(Element location data)
-- -- --

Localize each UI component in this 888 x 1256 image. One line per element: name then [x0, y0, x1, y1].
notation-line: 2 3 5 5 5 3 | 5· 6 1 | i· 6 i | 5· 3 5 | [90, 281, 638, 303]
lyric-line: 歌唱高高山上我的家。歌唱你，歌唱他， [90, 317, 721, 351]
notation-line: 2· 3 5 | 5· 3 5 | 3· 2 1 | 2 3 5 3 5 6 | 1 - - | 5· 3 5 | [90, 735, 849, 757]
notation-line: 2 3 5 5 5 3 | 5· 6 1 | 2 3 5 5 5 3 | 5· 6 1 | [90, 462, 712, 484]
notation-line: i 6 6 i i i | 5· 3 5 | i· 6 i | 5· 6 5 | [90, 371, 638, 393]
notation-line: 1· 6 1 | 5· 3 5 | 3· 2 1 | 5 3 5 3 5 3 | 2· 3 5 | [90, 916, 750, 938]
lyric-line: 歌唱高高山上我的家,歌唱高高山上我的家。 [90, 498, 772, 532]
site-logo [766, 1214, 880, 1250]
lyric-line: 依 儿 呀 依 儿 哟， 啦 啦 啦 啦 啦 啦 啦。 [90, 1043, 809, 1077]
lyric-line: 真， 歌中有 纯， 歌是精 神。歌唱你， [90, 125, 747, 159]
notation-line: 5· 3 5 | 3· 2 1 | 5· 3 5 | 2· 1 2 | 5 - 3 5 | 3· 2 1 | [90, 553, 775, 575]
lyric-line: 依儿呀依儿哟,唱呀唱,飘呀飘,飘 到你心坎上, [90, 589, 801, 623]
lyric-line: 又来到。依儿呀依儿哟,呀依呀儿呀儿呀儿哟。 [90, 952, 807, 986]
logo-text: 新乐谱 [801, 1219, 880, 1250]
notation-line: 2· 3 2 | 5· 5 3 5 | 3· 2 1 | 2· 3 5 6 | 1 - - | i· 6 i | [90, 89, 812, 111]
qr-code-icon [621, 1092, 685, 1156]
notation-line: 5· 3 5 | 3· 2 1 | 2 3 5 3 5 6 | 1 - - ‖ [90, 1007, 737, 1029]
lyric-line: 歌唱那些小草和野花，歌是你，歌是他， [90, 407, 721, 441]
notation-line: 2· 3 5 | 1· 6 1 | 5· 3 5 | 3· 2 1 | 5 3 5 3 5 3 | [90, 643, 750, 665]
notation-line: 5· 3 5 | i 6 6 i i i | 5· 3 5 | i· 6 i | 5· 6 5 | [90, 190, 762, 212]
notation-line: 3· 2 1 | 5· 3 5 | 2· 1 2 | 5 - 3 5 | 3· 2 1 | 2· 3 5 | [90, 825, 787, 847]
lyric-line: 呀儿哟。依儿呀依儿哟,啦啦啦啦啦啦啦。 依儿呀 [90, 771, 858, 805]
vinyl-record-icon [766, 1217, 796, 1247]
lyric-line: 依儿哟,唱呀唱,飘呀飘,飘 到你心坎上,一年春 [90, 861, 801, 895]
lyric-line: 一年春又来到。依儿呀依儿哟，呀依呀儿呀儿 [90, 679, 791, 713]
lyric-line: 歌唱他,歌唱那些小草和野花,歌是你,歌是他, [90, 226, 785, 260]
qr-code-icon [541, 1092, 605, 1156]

-- -- --

#### What is expected
Rewrite all of the material above, changing each "notation-line" to "score-line" and keeping everything else the same.

#### Solution below
Localize each UI component in this 888 x 1256 image. One line per element: name then [x0, y0, x1, y1].
score-line: 2 3 5 5 5 3 | 5· 6 1 | i· 6 i | 5· 3 5 | [90, 281, 638, 303]
lyric-line: 歌唱高高山上我的家。歌唱你，歌唱他， [90, 317, 721, 351]
score-line: 2· 3 5 | 5· 3 5 | 3· 2 1 | 2 3 5 3 5 6 | 1 - - | 5· 3 5 | [90, 735, 849, 757]
score-line: 2 3 5 5 5 3 | 5· 6 1 | 2 3 5 5 5 3 | 5· 6 1 | [90, 462, 712, 484]
score-line: i 6 6 i i i | 5· 3 5 | i· 6 i | 5· 6 5 | [90, 371, 638, 393]
score-line: 1· 6 1 | 5· 3 5 | 3· 2 1 | 5 3 5 3 5 3 | 2· 3 5 | [90, 916, 750, 938]
lyric-line: 歌唱高高山上我的家,歌唱高高山上我的家。 [90, 498, 772, 532]
site-logo [766, 1214, 880, 1250]
lyric-line: 依 儿 呀 依 儿 哟， 啦 啦 啦 啦 啦 啦 啦。 [90, 1043, 809, 1077]
lyric-line: 真， 歌中有 纯， 歌是精 神。歌唱你， [90, 125, 747, 159]
score-line: 5· 3 5 | 3· 2 1 | 5· 3 5 | 2· 1 2 | 5 - 3 5 | 3· 2 1 | [90, 553, 775, 575]
lyric-line: 依儿呀依儿哟,唱呀唱,飘呀飘,飘 到你心坎上, [90, 589, 801, 623]
lyric-line: 又来到。依儿呀依儿哟,呀依呀儿呀儿呀儿哟。 [90, 952, 807, 986]
logo-text: 新乐谱 [801, 1219, 880, 1250]
score-line: 2· 3 2 | 5· 5 3 5 | 3· 2 1 | 2· 3 5 6 | 1 - - | i· 6 i | [90, 89, 812, 111]
qr-code-icon [621, 1092, 685, 1156]
score-line: 5· 3 5 | 3· 2 1 | 2 3 5 3 5 6 | 1 - - ‖ [90, 1007, 737, 1029]
lyric-line: 歌唱那些小草和野花，歌是你，歌是他， [90, 407, 721, 441]
score-line: 2· 3 5 | 1· 6 1 | 5· 3 5 | 3· 2 1 | 5 3 5 3 5 3 | [90, 643, 750, 665]
score-line: 5· 3 5 | i 6 6 i i i | 5· 3 5 | i· 6 i | 5· 6 5 | [90, 190, 762, 212]
score-line: 3· 2 1 | 5· 3 5 | 2· 1 2 | 5 - 3 5 | 3· 2 1 | 2· 3 5 | [90, 825, 787, 847]
lyric-line: 呀儿哟。依儿呀依儿哟,啦啦啦啦啦啦啦。 依儿呀 [90, 771, 858, 805]
vinyl-record-icon [766, 1217, 796, 1247]
lyric-line: 依儿哟,唱呀唱,飘呀飘,飘 到你心坎上,一年春 [90, 861, 801, 895]
lyric-line: 一年春又来到。依儿呀依儿哟，呀依呀儿呀儿 [90, 679, 791, 713]
lyric-line: 歌唱他,歌唱那些小草和野花,歌是你,歌是他, [90, 226, 785, 260]
qr-code-icon [541, 1092, 605, 1156]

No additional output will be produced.